**Materials provided:**
= = =

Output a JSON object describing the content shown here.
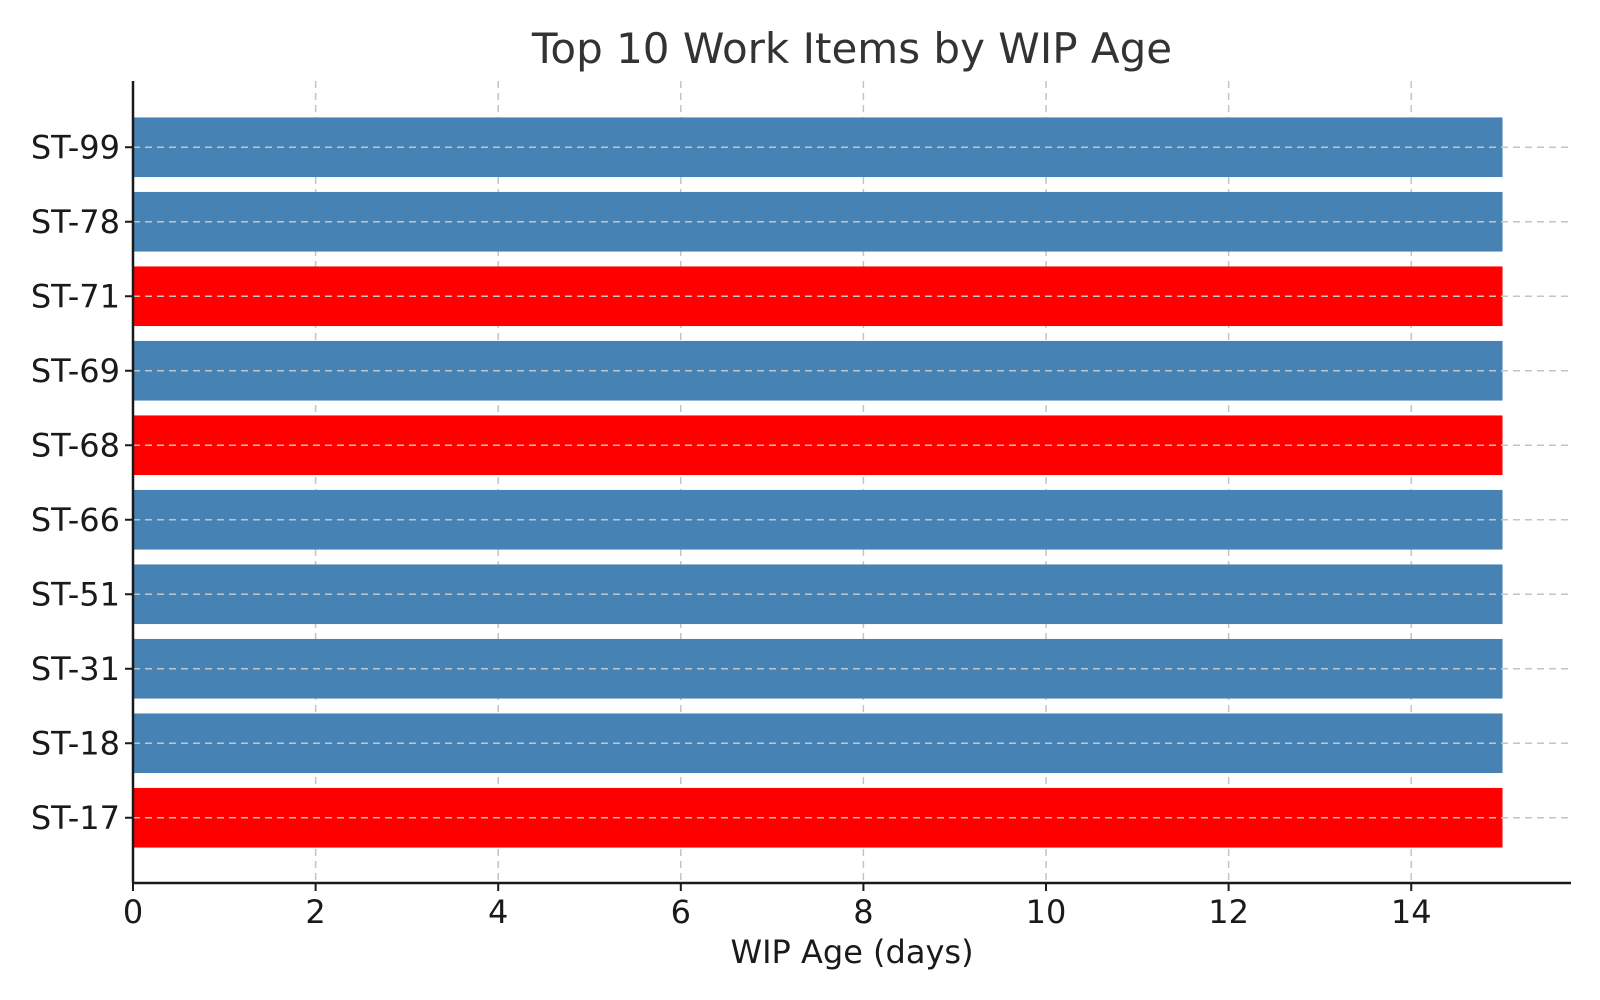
{
  "chart_data": {
    "type": "bar",
    "orientation": "horizontal",
    "title": "Top 10 Work Items by WIP Age",
    "xlabel": "WIP Age (days)",
    "ylabel": "",
    "xlim": [
      0,
      15.75
    ],
    "xticks": [
      0,
      2,
      4,
      6,
      8,
      10,
      12,
      14
    ],
    "grid": true,
    "categories": [
      "ST-99",
      "ST-78",
      "ST-71",
      "ST-69",
      "ST-68",
      "ST-66",
      "ST-51",
      "ST-31",
      "ST-18",
      "ST-17"
    ],
    "values": [
      15,
      15,
      15,
      15,
      15,
      15,
      15,
      15,
      15,
      15
    ],
    "bar_colors": [
      "#4682b4",
      "#4682b4",
      "#ff0000",
      "#4682b4",
      "#ff0000",
      "#4682b4",
      "#4682b4",
      "#4682b4",
      "#4682b4",
      "#ff0000"
    ]
  },
  "colors": {
    "normal": "#4682b4",
    "highlight": "#ff0000"
  }
}
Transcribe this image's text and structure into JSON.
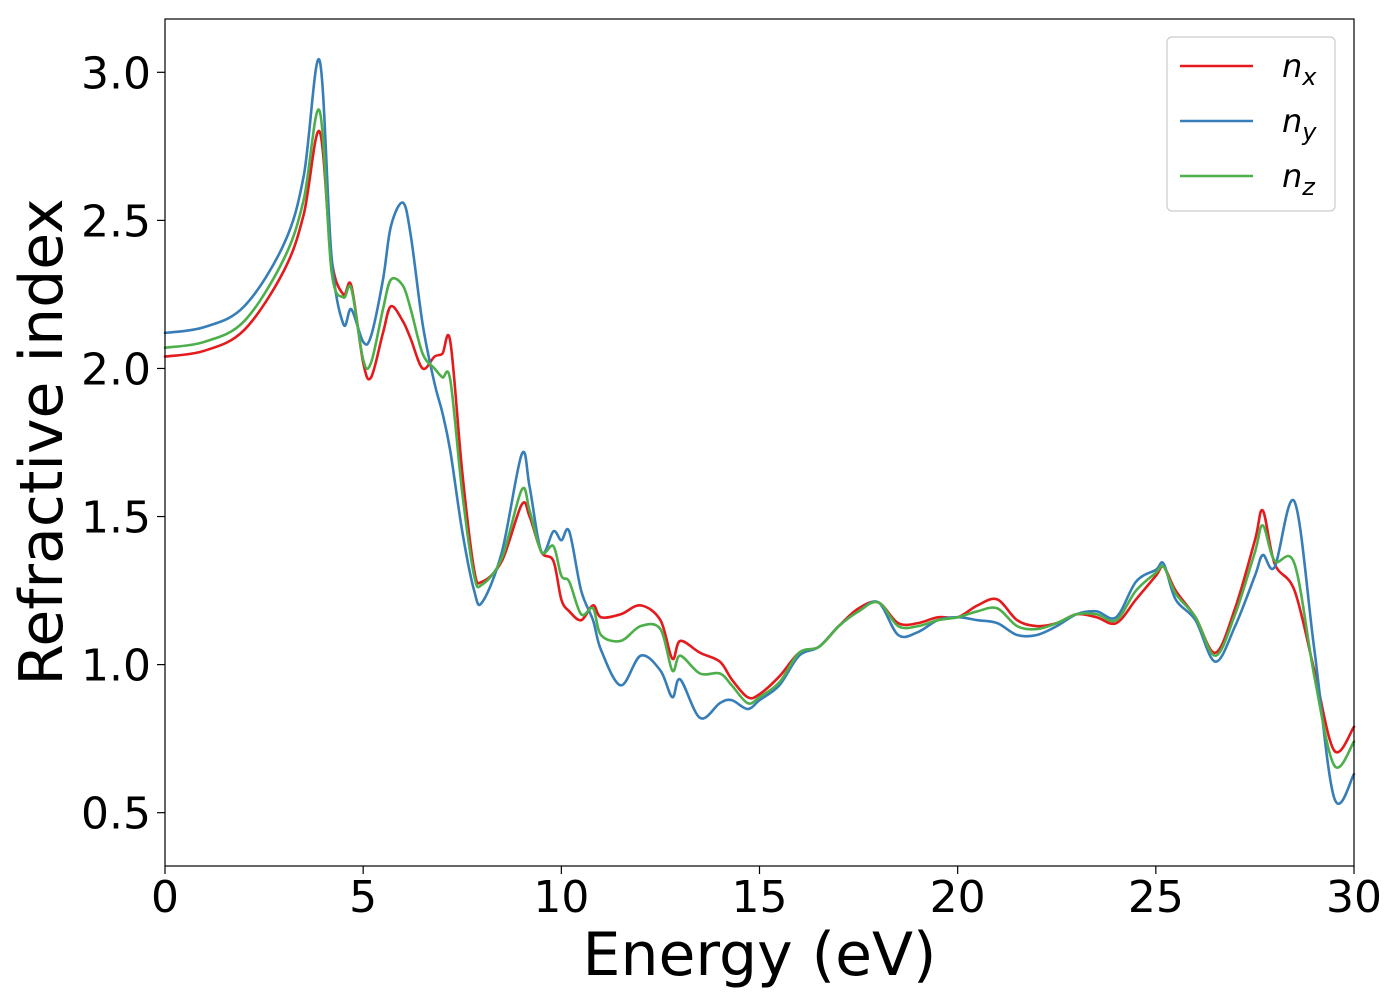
{
  "chart_data": {
    "type": "line",
    "xlabel": "Energy (eV)",
    "ylabel": "Refractive index",
    "xlim": [
      0,
      30
    ],
    "ylim": [
      0.32,
      3.18
    ],
    "xticks": [
      0,
      5,
      10,
      15,
      20,
      25,
      30
    ],
    "yticks": [
      0.5,
      1.0,
      1.5,
      2.0,
      2.5,
      3.0
    ],
    "xtick_labels": [
      "0",
      "5",
      "10",
      "15",
      "20",
      "25",
      "30"
    ],
    "ytick_labels": [
      "0.5",
      "1.0",
      "1.5",
      "2.0",
      "2.5",
      "3.0"
    ],
    "grid": false,
    "legend_position": "top-right",
    "series": [
      {
        "name": "n_x",
        "label_base": "n",
        "label_sub": "x",
        "color": "#e41a1c",
        "x": [
          0,
          1,
          2,
          3,
          3.5,
          3.9,
          4.2,
          4.5,
          4.7,
          5.0,
          5.2,
          5.5,
          5.7,
          6.0,
          6.2,
          6.5,
          6.8,
          7.0,
          7.2,
          7.5,
          7.8,
          8.0,
          8.5,
          9.0,
          9.2,
          9.5,
          9.8,
          10.0,
          10.2,
          10.5,
          10.8,
          11.0,
          11.5,
          12.0,
          12.5,
          12.8,
          13.0,
          13.5,
          14.0,
          14.3,
          14.7,
          15.0,
          15.5,
          16.0,
          16.5,
          17.0,
          17.5,
          18.0,
          18.5,
          19.0,
          19.5,
          20.0,
          20.5,
          21.0,
          21.5,
          22.0,
          22.5,
          23.0,
          23.5,
          24.0,
          24.5,
          25.0,
          25.2,
          25.5,
          26.0,
          26.5,
          27.0,
          27.5,
          27.7,
          28.0,
          28.5,
          29.0,
          29.5,
          30.0
        ],
        "y": [
          2.04,
          2.06,
          2.13,
          2.33,
          2.52,
          2.8,
          2.37,
          2.25,
          2.28,
          2.02,
          1.97,
          2.12,
          2.21,
          2.16,
          2.1,
          2.0,
          2.04,
          2.05,
          2.09,
          1.65,
          1.32,
          1.28,
          1.35,
          1.54,
          1.5,
          1.38,
          1.35,
          1.22,
          1.18,
          1.15,
          1.2,
          1.16,
          1.17,
          1.2,
          1.15,
          1.02,
          1.08,
          1.04,
          1.01,
          0.95,
          0.89,
          0.9,
          0.96,
          1.04,
          1.06,
          1.13,
          1.19,
          1.21,
          1.14,
          1.14,
          1.16,
          1.16,
          1.2,
          1.22,
          1.15,
          1.13,
          1.14,
          1.17,
          1.16,
          1.14,
          1.22,
          1.3,
          1.33,
          1.25,
          1.16,
          1.04,
          1.19,
          1.42,
          1.52,
          1.34,
          1.25,
          0.98,
          0.71,
          0.79
        ]
      },
      {
        "name": "n_y",
        "label_base": "n",
        "label_sub": "y",
        "color": "#377eb8",
        "x": [
          0,
          1,
          2,
          3,
          3.5,
          3.9,
          4.2,
          4.5,
          4.7,
          5.0,
          5.2,
          5.5,
          5.7,
          6.0,
          6.2,
          6.5,
          6.8,
          7.0,
          7.2,
          7.5,
          7.8,
          8.0,
          8.5,
          9.0,
          9.2,
          9.5,
          9.8,
          10.0,
          10.2,
          10.5,
          10.8,
          11.0,
          11.5,
          12.0,
          12.5,
          12.8,
          13.0,
          13.5,
          14.0,
          14.3,
          14.7,
          15.0,
          15.5,
          16.0,
          16.5,
          17.0,
          17.5,
          18.0,
          18.5,
          19.0,
          19.5,
          20.0,
          20.5,
          21.0,
          21.5,
          22.0,
          22.5,
          23.0,
          23.5,
          24.0,
          24.5,
          25.0,
          25.2,
          25.5,
          26.0,
          26.5,
          27.0,
          27.5,
          27.7,
          28.0,
          28.5,
          29.0,
          29.5,
          30.0
        ],
        "y": [
          2.12,
          2.14,
          2.21,
          2.42,
          2.65,
          3.04,
          2.38,
          2.15,
          2.2,
          2.09,
          2.11,
          2.3,
          2.48,
          2.56,
          2.45,
          2.15,
          1.95,
          1.85,
          1.72,
          1.45,
          1.25,
          1.21,
          1.38,
          1.71,
          1.6,
          1.38,
          1.45,
          1.42,
          1.45,
          1.25,
          1.15,
          1.05,
          0.93,
          1.03,
          0.98,
          0.89,
          0.95,
          0.82,
          0.87,
          0.88,
          0.85,
          0.88,
          0.93,
          1.03,
          1.06,
          1.13,
          1.18,
          1.21,
          1.1,
          1.11,
          1.15,
          1.16,
          1.15,
          1.14,
          1.1,
          1.1,
          1.13,
          1.17,
          1.18,
          1.16,
          1.28,
          1.32,
          1.34,
          1.22,
          1.15,
          1.01,
          1.13,
          1.3,
          1.37,
          1.33,
          1.55,
          1.05,
          0.55,
          0.63
        ]
      },
      {
        "name": "n_z",
        "label_base": "n",
        "label_sub": "z",
        "color": "#4daf4a",
        "x": [
          0,
          1,
          2,
          3,
          3.5,
          3.9,
          4.2,
          4.5,
          4.7,
          5.0,
          5.2,
          5.5,
          5.7,
          6.0,
          6.2,
          6.5,
          6.8,
          7.0,
          7.2,
          7.5,
          7.8,
          8.0,
          8.5,
          9.0,
          9.2,
          9.5,
          9.8,
          10.0,
          10.2,
          10.5,
          10.8,
          11.0,
          11.5,
          12.0,
          12.5,
          12.8,
          13.0,
          13.5,
          14.0,
          14.3,
          14.7,
          15.0,
          15.5,
          16.0,
          16.5,
          17.0,
          17.5,
          18.0,
          18.5,
          19.0,
          19.5,
          20.0,
          20.5,
          21.0,
          21.5,
          22.0,
          22.5,
          23.0,
          23.5,
          24.0,
          24.5,
          25.0,
          25.2,
          25.5,
          26.0,
          26.5,
          27.0,
          27.5,
          27.7,
          28.0,
          28.5,
          29.0,
          29.5,
          30.0
        ],
        "y": [
          2.07,
          2.09,
          2.16,
          2.37,
          2.57,
          2.87,
          2.33,
          2.24,
          2.27,
          2.03,
          2.02,
          2.2,
          2.3,
          2.28,
          2.2,
          2.05,
          2.0,
          1.97,
          1.96,
          1.58,
          1.3,
          1.27,
          1.36,
          1.59,
          1.52,
          1.38,
          1.4,
          1.3,
          1.28,
          1.17,
          1.19,
          1.1,
          1.08,
          1.13,
          1.12,
          0.98,
          1.03,
          0.97,
          0.97,
          0.93,
          0.87,
          0.89,
          0.94,
          1.04,
          1.06,
          1.13,
          1.18,
          1.21,
          1.13,
          1.13,
          1.15,
          1.16,
          1.18,
          1.19,
          1.13,
          1.12,
          1.14,
          1.17,
          1.17,
          1.15,
          1.25,
          1.31,
          1.33,
          1.24,
          1.16,
          1.03,
          1.17,
          1.38,
          1.47,
          1.35,
          1.34,
          0.96,
          0.66,
          0.74
        ]
      }
    ]
  }
}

= = =

**The exercise:** Give the count of lines containing "JSON", with no added text.

**Task answer:** 2